* SUPPLIED MATERIAL
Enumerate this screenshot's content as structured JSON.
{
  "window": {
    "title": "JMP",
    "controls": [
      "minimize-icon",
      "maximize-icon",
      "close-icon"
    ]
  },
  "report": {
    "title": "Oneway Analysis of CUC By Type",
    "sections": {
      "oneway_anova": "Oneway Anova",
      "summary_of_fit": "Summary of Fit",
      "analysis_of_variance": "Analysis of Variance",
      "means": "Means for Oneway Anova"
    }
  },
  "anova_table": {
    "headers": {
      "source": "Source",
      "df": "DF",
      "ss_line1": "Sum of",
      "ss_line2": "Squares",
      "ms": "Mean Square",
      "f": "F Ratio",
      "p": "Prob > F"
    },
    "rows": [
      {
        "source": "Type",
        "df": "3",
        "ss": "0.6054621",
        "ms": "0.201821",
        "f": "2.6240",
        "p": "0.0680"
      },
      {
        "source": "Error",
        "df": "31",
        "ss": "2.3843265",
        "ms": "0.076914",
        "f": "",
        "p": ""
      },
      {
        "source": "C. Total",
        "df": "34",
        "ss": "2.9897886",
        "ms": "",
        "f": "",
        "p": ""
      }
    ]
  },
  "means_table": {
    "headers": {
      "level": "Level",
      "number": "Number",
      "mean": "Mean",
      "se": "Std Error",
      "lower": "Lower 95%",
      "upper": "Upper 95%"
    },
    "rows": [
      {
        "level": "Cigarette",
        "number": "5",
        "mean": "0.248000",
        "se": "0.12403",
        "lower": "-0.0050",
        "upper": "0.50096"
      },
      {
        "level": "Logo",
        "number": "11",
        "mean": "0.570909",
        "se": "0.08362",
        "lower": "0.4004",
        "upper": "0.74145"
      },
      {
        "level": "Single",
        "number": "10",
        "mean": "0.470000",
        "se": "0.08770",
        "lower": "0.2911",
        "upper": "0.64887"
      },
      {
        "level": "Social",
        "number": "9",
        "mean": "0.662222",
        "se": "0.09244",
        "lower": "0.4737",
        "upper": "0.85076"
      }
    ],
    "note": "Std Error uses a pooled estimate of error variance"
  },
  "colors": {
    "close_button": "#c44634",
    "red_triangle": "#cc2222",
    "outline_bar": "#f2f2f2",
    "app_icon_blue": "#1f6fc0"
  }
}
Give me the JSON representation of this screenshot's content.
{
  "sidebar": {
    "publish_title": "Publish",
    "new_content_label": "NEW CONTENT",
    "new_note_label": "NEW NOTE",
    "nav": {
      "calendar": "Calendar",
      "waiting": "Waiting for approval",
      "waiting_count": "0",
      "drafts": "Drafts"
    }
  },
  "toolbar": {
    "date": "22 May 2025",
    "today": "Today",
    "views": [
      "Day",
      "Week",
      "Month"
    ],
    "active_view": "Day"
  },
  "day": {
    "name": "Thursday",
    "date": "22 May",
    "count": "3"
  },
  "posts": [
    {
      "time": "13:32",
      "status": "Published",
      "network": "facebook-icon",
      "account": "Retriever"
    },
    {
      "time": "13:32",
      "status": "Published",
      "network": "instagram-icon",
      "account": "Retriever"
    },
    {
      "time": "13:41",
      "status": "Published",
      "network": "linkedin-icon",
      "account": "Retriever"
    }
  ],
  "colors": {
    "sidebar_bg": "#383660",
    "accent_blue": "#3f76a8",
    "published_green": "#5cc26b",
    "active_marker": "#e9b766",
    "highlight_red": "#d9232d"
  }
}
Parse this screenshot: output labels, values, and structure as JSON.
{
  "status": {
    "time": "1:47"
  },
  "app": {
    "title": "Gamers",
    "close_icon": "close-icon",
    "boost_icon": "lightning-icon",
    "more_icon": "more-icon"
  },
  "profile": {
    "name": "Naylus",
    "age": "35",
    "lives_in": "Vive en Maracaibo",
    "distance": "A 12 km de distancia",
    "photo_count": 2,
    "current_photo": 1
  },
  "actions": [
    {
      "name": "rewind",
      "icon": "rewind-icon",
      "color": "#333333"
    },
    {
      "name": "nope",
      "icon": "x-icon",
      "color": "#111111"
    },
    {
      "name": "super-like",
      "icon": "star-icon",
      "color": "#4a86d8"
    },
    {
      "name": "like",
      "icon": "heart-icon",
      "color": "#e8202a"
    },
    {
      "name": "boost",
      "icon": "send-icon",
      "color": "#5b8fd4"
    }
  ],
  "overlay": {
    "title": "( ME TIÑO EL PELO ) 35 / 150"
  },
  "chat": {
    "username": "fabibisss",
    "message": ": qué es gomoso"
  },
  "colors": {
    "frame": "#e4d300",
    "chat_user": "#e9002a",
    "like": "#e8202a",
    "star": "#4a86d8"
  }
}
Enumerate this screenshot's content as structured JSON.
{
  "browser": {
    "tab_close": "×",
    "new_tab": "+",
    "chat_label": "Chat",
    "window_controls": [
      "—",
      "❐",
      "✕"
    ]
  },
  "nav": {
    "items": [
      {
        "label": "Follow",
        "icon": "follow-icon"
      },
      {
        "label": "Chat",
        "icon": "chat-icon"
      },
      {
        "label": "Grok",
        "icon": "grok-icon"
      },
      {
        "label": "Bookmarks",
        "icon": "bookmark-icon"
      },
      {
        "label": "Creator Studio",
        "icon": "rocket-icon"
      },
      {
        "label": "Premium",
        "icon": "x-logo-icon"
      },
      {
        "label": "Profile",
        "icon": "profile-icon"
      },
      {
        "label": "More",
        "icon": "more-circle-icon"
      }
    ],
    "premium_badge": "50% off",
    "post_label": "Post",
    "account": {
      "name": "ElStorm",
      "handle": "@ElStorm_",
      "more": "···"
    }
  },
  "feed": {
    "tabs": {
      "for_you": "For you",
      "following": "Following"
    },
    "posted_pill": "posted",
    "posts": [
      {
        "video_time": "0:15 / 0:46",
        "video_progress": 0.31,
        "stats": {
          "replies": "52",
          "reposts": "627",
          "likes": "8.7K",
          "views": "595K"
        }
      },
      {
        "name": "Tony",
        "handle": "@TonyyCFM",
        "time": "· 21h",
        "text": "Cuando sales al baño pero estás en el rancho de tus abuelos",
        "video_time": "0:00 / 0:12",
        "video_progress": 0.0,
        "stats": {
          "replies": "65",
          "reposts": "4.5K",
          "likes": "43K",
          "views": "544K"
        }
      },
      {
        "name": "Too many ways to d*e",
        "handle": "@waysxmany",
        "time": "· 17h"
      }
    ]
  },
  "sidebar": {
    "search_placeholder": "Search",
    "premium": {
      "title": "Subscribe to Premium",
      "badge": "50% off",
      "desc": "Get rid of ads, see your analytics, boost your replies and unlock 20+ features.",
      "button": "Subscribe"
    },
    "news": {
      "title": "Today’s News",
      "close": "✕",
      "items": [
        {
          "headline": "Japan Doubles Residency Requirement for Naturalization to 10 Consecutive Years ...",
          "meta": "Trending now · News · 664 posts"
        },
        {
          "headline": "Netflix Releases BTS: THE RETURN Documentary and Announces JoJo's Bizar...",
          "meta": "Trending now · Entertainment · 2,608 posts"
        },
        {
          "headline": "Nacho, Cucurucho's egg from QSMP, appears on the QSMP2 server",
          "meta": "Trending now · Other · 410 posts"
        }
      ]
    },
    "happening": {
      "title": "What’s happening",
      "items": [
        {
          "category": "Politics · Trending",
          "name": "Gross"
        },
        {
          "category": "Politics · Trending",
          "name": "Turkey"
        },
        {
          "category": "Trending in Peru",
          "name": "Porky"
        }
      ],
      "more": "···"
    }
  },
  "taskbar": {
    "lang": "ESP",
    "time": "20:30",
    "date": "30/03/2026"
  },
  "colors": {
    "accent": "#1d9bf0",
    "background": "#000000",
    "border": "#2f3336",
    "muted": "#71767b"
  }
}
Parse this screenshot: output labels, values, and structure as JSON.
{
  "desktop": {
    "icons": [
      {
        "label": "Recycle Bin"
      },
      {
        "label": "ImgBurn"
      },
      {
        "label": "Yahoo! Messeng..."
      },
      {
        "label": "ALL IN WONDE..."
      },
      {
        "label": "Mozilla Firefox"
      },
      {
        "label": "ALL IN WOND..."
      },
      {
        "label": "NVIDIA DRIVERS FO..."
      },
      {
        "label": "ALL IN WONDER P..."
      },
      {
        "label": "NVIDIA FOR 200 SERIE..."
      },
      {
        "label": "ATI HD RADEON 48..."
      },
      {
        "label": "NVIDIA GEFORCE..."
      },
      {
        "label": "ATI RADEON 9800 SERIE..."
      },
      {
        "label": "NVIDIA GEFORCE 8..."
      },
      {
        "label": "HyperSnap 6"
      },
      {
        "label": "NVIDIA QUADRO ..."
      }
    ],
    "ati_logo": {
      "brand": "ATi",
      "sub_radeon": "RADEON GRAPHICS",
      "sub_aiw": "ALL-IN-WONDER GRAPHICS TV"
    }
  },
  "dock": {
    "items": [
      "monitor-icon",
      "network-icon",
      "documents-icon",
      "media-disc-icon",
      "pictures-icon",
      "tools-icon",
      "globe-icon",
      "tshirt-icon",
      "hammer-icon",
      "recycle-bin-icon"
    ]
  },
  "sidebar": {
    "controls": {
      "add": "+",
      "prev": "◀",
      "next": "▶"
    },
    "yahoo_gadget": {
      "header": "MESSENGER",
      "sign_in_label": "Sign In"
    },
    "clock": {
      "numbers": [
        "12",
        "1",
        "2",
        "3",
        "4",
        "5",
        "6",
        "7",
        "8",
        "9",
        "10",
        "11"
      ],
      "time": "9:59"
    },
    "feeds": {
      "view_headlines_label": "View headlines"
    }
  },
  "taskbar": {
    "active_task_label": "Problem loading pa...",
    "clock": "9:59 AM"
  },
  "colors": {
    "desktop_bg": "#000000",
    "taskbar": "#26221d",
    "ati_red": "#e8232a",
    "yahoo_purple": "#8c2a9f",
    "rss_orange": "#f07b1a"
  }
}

* WHAT IS ASKED
Check each line of the entries above, and show every one holding the word "Oneway".

* RESULT
    "title": "Oneway Analysis of CUC By Type",
      "oneway_anova": "Oneway Anova",
      "means": "Means for Oneway Anova"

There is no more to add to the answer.